Written task:
Return each line of the listing that contains the string "Bilansowe".

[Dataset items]
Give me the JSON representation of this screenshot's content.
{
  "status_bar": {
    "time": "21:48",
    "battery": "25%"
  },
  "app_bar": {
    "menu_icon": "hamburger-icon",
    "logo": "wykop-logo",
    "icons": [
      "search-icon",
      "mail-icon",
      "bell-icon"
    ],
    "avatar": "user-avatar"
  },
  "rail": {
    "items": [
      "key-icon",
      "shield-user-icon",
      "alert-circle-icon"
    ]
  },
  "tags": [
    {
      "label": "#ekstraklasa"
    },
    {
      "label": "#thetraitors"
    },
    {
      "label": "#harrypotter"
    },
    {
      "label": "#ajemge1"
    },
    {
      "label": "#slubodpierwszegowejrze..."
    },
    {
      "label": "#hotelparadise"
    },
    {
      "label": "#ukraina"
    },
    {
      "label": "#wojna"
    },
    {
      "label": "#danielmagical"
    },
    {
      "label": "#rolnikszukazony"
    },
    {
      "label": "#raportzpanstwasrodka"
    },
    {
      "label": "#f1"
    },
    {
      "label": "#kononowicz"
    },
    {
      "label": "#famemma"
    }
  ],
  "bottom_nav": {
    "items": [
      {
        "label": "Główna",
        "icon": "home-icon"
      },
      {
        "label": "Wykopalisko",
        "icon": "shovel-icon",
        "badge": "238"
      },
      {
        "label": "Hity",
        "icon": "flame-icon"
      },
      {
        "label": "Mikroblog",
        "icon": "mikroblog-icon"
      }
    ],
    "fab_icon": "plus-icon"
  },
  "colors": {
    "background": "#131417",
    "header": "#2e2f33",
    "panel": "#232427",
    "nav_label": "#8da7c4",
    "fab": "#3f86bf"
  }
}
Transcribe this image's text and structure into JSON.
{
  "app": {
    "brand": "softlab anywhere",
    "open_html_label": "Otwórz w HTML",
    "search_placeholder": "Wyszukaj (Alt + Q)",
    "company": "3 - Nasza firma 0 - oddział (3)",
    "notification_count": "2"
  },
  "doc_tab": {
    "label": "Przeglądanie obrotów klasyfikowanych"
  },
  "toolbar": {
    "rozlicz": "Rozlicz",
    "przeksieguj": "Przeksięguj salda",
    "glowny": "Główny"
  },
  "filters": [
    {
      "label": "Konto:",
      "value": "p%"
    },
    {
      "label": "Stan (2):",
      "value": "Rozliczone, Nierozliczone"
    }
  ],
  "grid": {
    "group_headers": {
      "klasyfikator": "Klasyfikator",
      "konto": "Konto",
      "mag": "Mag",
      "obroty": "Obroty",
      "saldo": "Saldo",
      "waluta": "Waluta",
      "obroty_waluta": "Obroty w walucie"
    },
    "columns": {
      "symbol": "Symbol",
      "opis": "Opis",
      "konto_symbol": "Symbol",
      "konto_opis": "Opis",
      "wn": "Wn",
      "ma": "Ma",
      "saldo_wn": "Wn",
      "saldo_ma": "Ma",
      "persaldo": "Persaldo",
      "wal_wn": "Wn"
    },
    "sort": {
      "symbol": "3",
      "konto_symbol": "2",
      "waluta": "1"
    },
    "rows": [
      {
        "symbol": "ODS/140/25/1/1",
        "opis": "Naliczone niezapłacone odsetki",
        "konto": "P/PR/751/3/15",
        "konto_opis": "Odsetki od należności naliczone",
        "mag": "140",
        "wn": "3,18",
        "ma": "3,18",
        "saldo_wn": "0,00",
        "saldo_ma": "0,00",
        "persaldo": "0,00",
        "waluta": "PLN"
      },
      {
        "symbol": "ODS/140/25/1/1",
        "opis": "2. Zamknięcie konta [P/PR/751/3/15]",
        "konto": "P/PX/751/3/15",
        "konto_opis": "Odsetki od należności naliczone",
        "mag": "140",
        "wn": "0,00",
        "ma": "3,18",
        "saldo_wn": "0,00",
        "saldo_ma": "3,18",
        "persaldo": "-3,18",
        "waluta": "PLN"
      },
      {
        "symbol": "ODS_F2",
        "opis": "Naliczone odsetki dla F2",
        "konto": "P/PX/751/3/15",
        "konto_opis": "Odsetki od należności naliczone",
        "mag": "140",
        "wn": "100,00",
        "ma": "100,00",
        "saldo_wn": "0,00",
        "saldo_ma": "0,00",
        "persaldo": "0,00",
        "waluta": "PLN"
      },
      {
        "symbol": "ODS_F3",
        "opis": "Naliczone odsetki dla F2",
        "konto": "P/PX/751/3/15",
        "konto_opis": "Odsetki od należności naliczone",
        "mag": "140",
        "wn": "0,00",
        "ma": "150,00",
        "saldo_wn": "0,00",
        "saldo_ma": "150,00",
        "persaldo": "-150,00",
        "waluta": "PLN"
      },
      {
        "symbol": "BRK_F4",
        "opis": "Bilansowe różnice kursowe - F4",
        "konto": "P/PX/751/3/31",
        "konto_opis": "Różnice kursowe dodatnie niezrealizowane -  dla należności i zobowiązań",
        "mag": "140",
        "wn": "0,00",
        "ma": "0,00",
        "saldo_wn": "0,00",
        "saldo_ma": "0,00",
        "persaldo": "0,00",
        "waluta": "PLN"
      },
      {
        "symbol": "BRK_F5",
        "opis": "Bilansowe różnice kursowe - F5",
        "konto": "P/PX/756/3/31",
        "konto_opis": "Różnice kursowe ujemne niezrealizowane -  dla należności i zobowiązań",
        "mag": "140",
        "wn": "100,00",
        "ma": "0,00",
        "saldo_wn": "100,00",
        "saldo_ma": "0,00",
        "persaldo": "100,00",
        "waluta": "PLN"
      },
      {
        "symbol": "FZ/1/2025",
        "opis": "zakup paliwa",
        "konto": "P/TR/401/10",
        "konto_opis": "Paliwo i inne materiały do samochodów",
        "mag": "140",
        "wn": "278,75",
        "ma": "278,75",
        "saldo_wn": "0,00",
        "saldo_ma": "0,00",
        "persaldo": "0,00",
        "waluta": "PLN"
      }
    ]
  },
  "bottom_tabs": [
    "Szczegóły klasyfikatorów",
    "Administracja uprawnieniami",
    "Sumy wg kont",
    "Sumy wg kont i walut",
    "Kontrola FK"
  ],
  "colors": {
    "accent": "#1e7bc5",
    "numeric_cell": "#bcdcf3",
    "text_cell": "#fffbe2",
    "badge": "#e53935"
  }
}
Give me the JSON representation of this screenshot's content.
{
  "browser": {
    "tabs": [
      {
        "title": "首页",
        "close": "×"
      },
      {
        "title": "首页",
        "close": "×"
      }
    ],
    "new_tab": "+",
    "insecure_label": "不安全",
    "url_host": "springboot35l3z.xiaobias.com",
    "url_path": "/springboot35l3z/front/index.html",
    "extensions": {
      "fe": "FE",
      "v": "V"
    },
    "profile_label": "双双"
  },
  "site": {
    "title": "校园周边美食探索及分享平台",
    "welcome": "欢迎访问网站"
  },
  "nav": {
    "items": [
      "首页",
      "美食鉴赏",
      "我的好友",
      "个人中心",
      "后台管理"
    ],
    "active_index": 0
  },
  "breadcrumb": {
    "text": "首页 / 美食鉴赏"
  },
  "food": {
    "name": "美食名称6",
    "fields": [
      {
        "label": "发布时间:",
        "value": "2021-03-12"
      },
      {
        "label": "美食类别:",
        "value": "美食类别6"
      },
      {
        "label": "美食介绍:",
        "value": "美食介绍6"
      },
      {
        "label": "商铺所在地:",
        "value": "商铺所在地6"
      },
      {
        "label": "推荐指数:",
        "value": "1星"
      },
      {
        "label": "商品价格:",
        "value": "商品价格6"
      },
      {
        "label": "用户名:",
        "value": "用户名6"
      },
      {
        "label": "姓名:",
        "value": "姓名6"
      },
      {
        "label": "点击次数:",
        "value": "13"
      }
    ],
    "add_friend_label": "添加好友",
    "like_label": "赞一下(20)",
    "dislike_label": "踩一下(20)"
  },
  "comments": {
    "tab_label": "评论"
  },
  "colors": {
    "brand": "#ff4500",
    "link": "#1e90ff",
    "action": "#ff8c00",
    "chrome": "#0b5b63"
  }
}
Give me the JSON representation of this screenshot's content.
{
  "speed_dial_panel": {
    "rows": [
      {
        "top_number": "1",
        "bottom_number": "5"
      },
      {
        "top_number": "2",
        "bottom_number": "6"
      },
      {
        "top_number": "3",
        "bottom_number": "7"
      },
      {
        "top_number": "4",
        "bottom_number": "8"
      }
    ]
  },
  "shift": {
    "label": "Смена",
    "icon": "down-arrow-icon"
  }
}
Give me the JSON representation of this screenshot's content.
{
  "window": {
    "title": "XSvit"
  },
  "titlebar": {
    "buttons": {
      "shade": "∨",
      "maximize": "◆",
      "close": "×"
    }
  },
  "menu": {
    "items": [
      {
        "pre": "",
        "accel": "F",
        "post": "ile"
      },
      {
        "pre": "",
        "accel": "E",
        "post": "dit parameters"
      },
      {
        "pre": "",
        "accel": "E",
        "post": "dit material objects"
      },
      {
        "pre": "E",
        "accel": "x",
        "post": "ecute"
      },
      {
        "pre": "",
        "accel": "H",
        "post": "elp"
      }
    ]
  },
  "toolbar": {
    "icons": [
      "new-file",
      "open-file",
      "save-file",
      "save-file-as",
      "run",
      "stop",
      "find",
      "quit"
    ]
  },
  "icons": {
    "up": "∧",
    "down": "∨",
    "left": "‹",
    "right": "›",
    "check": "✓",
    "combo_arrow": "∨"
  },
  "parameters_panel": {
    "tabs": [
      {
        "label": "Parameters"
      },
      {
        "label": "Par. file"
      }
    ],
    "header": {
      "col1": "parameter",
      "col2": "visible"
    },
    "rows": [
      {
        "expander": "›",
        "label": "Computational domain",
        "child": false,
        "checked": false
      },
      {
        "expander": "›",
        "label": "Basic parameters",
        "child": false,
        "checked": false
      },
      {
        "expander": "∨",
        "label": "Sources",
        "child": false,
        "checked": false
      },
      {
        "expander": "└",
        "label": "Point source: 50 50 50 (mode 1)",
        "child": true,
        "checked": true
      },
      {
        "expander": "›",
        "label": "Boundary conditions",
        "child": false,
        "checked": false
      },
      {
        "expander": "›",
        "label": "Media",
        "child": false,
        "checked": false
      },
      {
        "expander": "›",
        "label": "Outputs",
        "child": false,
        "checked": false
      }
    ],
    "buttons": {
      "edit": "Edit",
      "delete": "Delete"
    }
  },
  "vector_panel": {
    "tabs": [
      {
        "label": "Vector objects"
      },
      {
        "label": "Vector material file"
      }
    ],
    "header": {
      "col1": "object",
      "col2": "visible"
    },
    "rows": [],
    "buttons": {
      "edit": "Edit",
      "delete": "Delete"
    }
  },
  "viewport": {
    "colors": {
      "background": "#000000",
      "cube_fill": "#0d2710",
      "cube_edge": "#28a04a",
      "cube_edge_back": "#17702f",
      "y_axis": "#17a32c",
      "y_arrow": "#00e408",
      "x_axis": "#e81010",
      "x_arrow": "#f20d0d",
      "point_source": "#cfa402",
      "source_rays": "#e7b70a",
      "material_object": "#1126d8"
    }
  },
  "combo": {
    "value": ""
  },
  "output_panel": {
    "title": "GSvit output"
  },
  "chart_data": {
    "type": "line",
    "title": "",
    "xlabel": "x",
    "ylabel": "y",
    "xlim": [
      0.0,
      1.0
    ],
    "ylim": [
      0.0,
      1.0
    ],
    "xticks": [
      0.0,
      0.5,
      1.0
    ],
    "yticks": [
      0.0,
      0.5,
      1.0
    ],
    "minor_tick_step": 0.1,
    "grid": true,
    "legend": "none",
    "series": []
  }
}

Solution to this exercise:
        "opis": "Bilansowe różnice kursowe - F4",
        "opis": "Bilansowe różnice kursowe - F5",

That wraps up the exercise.